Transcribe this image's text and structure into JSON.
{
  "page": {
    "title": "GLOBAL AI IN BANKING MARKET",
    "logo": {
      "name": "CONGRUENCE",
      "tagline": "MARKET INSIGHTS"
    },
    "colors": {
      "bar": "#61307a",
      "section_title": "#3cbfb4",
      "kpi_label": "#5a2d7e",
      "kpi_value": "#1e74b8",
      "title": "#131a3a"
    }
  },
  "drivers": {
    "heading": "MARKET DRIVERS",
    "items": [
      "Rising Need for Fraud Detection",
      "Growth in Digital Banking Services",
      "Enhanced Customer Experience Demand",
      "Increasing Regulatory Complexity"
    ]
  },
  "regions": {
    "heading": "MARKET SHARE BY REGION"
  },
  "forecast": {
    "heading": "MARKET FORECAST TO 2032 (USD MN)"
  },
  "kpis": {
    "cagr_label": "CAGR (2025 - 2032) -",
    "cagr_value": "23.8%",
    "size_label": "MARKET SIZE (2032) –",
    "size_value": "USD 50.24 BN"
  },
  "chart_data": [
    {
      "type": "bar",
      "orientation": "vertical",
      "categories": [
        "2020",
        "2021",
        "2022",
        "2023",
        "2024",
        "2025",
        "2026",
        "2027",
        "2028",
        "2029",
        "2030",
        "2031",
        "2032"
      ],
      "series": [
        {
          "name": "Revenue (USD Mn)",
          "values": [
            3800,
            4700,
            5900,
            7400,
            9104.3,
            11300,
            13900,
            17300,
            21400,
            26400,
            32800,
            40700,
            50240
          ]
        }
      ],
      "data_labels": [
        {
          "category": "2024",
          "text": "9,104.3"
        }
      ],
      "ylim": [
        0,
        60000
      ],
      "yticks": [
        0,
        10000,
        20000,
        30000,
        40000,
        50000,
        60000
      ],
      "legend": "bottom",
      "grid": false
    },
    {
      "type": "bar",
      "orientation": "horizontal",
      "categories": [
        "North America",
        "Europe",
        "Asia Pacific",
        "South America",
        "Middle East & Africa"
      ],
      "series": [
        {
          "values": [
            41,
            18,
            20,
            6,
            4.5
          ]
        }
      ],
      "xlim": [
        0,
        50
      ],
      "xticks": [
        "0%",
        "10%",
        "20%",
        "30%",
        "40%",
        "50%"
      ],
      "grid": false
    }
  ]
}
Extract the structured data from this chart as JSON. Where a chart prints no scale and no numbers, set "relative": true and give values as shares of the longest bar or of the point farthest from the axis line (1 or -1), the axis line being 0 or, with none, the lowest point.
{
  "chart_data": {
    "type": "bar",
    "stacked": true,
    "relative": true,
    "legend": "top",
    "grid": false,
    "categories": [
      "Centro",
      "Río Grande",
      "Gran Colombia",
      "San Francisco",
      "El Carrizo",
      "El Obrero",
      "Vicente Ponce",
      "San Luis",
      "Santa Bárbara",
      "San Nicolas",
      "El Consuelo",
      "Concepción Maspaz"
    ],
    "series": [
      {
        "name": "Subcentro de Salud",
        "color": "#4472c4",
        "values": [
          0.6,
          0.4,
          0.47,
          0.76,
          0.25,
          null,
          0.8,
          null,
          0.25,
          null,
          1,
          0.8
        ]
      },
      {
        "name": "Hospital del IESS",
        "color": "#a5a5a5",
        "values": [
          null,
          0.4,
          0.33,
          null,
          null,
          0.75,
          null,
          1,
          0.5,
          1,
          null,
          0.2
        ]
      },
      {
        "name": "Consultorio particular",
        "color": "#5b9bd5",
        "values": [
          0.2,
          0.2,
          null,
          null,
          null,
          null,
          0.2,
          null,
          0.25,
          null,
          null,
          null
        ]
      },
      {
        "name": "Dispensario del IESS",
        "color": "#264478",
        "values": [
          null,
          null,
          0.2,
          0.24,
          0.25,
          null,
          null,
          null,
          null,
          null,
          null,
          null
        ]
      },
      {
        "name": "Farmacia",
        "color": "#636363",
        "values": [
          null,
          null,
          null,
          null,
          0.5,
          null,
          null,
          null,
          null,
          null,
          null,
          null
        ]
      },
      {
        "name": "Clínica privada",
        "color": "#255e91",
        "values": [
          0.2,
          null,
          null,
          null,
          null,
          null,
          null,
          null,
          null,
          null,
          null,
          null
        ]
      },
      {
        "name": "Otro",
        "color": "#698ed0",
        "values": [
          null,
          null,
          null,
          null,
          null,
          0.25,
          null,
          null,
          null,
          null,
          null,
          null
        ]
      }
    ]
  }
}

◆ Your goal: Emit the full listing verbatim.

◆ Solution to the exercise:
Transcribe this image's text and structure into JSON.
{
  "page": {
    "title": "GLOBAL AI IN BANKING MARKET",
    "logo": {
      "name": "CONGRUENCE",
      "tagline": "MARKET INSIGHTS"
    },
    "colors": {
      "bar": "#61307a",
      "section_title": "#3cbfb4",
      "kpi_label": "#5a2d7e",
      "kpi_value": "#1e74b8",
      "title": "#131a3a"
    }
  },
  "drivers": {
    "heading": "MARKET DRIVERS",
    "items": [
      "Rising Need for Fraud Detection",
      "Growth in Digital Banking Services",
      "Enhanced Customer Experience Demand",
      "Increasing Regulatory Complexity"
    ]
  },
  "regions": {
    "heading": "MARKET SHARE BY REGION"
  },
  "forecast": {
    "heading": "MARKET FORECAST TO 2032 (USD MN)"
  },
  "kpis": {
    "cagr_label": "CAGR (2025 - 2032) -",
    "cagr_value": "23.8%",
    "size_label": "MARKET SIZE (2032) –",
    "size_value": "USD 50.24 BN"
  },
  "chart_data": [
    {
      "type": "bar",
      "orientation": "vertical",
      "categories": [
        "2020",
        "2021",
        "2022",
        "2023",
        "2024",
        "2025",
        "2026",
        "2027",
        "2028",
        "2029",
        "2030",
        "2031",
        "2032"
      ],
      "series": [
        {
          "name": "Revenue (USD Mn)",
          "values": [
            3800,
            4700,
            5900,
            7400,
            9104.3,
            11300,
            13900,
            17300,
            21400,
            26400,
            32800,
            40700,
            50240
          ]
        }
      ],
      "data_labels": [
        {
          "category": "2024",
          "text": "9,104.3"
        }
      ],
      "ylim": [
        0,
        60000
      ],
      "yticks": [
        0,
        10000,
        20000,
        30000,
        40000,
        50000,
        60000
      ],
      "legend": "bottom",
      "grid": false
    },
    {
      "type": "bar",
      "orientation": "horizontal",
      "categories": [
        "North America",
        "Europe",
        "Asia Pacific",
        "South America",
        "Middle East & Africa"
      ],
      "series": [
        {
          "values": [
            41,
            18,
            20,
            6,
            4.5
          ]
        }
      ],
      "xlim": [
        0,
        50
      ],
      "xticks": [
        "0%",
        "10%",
        "20%",
        "30%",
        "40%",
        "50%"
      ],
      "grid": false
    }
  ]
}
Extract the structured data from this chart as JSON. Where a chart prints no scale and no numbers, set "relative": true and give values as shares of the longest bar or of the point farthest from the axis line (1 or -1), the axis line being 0 or, with none, the lowest point.
{
  "chart_data": {
    "type": "bar",
    "stacked": true,
    "relative": true,
    "legend": "top",
    "grid": false,
    "categories": [
      "Centro",
      "Río Grande",
      "Gran Colombia",
      "San Francisco",
      "El Carrizo",
      "El Obrero",
      "Vicente Ponce",
      "San Luis",
      "Santa Bárbara",
      "San Nicolas",
      "El Consuelo",
      "Concepción Maspaz"
    ],
    "series": [
      {
        "name": "Subcentro de Salud",
        "color": "#4472c4",
        "values": [
          0.6,
          0.4,
          0.47,
          0.76,
          0.25,
          null,
          0.8,
          null,
          0.25,
          null,
          1,
          0.8
        ]
      },
      {
        "name": "Hospital del IESS",
        "color": "#a5a5a5",
        "values": [
          null,
          0.4,
          0.33,
          null,
          null,
          0.75,
          null,
          1,
          0.5,
          1,
          null,
          0.2
        ]
      },
      {
        "name": "Consultorio particular",
        "color": "#5b9bd5",
        "values": [
          0.2,
          0.2,
          null,
          null,
          null,
          null,
          0.2,
          null,
          0.25,
          null,
          null,
          null
        ]
      },
      {
        "name": "Dispensario del IESS",
        "color": "#264478",
        "values": [
          null,
          null,
          0.2,
          0.24,
          0.25,
          null,
          null,
          null,
          null,
          null,
          null,
          null
        ]
      },
      {
        "name": "Farmacia",
        "color": "#636363",
        "values": [
          null,
          null,
          null,
          null,
          0.5,
          null,
          null,
          null,
          null,
          null,
          null,
          null
        ]
      },
      {
        "name": "Clínica privada",
        "color": "#255e91",
        "values": [
          0.2,
          null,
          null,
          null,
          null,
          null,
          null,
          null,
          null,
          null,
          null,
          null
        ]
      },
      {
        "name": "Otro",
        "color": "#698ed0",
        "values": [
          null,
          null,
          null,
          null,
          null,
          0.25,
          null,
          null,
          null,
          null,
          null,
          null
        ]
      }
    ]
  }
}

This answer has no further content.